:: Data section ::

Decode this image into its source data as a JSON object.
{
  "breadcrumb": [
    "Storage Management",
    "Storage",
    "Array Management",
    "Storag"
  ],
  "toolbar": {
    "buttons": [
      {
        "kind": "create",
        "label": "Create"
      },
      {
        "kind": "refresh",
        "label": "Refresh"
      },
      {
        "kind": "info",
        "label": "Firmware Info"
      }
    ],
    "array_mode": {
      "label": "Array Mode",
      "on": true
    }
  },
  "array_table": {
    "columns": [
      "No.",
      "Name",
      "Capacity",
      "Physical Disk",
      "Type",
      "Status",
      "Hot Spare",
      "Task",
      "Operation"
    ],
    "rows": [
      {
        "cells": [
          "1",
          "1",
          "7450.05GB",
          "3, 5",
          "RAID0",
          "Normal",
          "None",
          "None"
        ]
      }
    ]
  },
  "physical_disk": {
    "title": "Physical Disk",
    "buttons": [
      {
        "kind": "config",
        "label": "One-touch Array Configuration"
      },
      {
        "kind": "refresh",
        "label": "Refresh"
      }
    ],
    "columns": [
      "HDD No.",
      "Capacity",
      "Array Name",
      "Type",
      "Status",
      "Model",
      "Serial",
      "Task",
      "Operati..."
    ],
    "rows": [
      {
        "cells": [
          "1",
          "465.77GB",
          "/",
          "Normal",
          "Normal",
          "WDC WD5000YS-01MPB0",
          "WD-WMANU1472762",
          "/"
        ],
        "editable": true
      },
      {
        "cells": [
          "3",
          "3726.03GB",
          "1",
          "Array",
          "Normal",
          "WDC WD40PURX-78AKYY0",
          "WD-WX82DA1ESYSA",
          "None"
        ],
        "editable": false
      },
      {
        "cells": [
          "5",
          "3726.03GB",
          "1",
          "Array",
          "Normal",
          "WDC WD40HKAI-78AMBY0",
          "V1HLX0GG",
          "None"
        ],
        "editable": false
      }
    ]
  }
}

:::

Your objective: Go through the data above and find the lines with the word "kind". Copy each of those lines.

Reply to the task:
        "kind": "create",
        "kind": "refresh",
        "kind": "info",
        "kind": "config",
        "kind": "refresh",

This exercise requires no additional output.